▶ Task: Write every line out verbatim and omit the pictures.

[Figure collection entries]
* * *

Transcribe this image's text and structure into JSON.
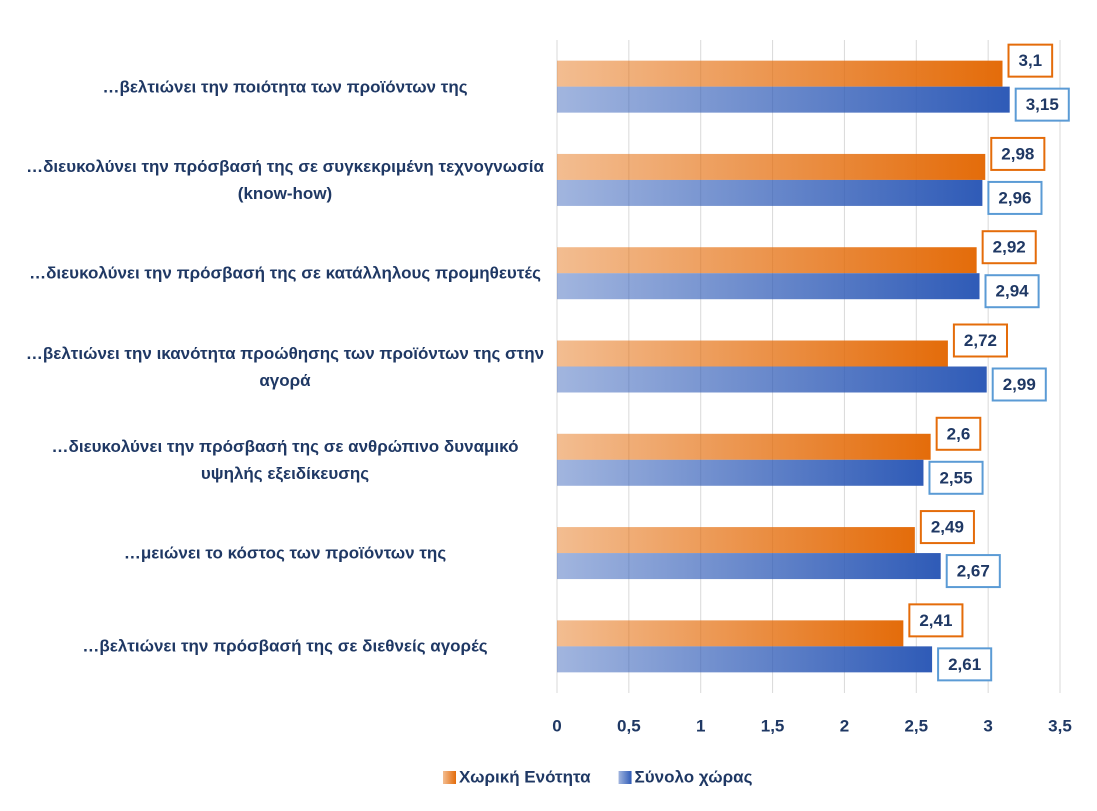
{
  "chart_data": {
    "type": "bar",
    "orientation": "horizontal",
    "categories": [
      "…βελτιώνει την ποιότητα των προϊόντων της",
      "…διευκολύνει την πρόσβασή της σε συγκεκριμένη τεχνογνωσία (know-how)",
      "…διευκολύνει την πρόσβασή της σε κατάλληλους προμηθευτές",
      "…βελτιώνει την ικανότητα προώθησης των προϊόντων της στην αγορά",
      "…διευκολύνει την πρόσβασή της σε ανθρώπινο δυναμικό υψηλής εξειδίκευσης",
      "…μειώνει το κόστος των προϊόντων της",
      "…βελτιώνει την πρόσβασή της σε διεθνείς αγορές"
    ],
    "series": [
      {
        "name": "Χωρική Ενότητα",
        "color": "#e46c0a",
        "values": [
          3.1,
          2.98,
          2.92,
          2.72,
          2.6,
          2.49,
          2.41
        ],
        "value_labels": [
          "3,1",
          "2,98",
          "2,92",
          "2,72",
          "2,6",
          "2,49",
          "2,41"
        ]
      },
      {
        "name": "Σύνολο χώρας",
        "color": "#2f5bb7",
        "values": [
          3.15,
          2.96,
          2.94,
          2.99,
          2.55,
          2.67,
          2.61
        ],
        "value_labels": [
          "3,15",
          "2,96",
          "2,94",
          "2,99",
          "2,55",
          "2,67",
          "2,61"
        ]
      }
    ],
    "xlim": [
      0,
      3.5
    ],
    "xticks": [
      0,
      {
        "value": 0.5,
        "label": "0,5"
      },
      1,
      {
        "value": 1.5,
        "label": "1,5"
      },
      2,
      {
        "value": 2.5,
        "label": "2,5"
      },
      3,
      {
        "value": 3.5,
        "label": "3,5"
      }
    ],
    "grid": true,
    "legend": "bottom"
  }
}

* * *

▶ Solution for this problem:
Transcribe this image's text and structure into JSON.
{
  "chart_data": {
    "type": "bar",
    "orientation": "horizontal",
    "categories": [
      "…βελτιώνει την ποιότητα των προϊόντων της",
      "…διευκολύνει την πρόσβασή της σε συγκεκριμένη τεχνογνωσία (know-how)",
      "…διευκολύνει την πρόσβασή της σε κατάλληλους προμηθευτές",
      "…βελτιώνει την ικανότητα προώθησης των προϊόντων της στην αγορά",
      "…διευκολύνει την πρόσβασή της σε ανθρώπινο δυναμικό υψηλής εξειδίκευσης",
      "…μειώνει το κόστος των προϊόντων της",
      "…βελτιώνει την πρόσβασή της σε διεθνείς αγορές"
    ],
    "series": [
      {
        "name": "Χωρική Ενότητα",
        "color": "#e46c0a",
        "values": [
          3.1,
          2.98,
          2.92,
          2.72,
          2.6,
          2.49,
          2.41
        ],
        "value_labels": [
          "3,1",
          "2,98",
          "2,92",
          "2,72",
          "2,6",
          "2,49",
          "2,41"
        ]
      },
      {
        "name": "Σύνολο χώρας",
        "color": "#2f5bb7",
        "values": [
          3.15,
          2.96,
          2.94,
          2.99,
          2.55,
          2.67,
          2.61
        ],
        "value_labels": [
          "3,15",
          "2,96",
          "2,94",
          "2,99",
          "2,55",
          "2,67",
          "2,61"
        ]
      }
    ],
    "xlim": [
      0,
      3.5
    ],
    "xticks": [
      0,
      {
        "value": 0.5,
        "label": "0,5"
      },
      1,
      {
        "value": 1.5,
        "label": "1,5"
      },
      2,
      {
        "value": 2.5,
        "label": "2,5"
      },
      3,
      {
        "value": 3.5,
        "label": "3,5"
      }
    ],
    "grid": true,
    "legend": "bottom"
  }
}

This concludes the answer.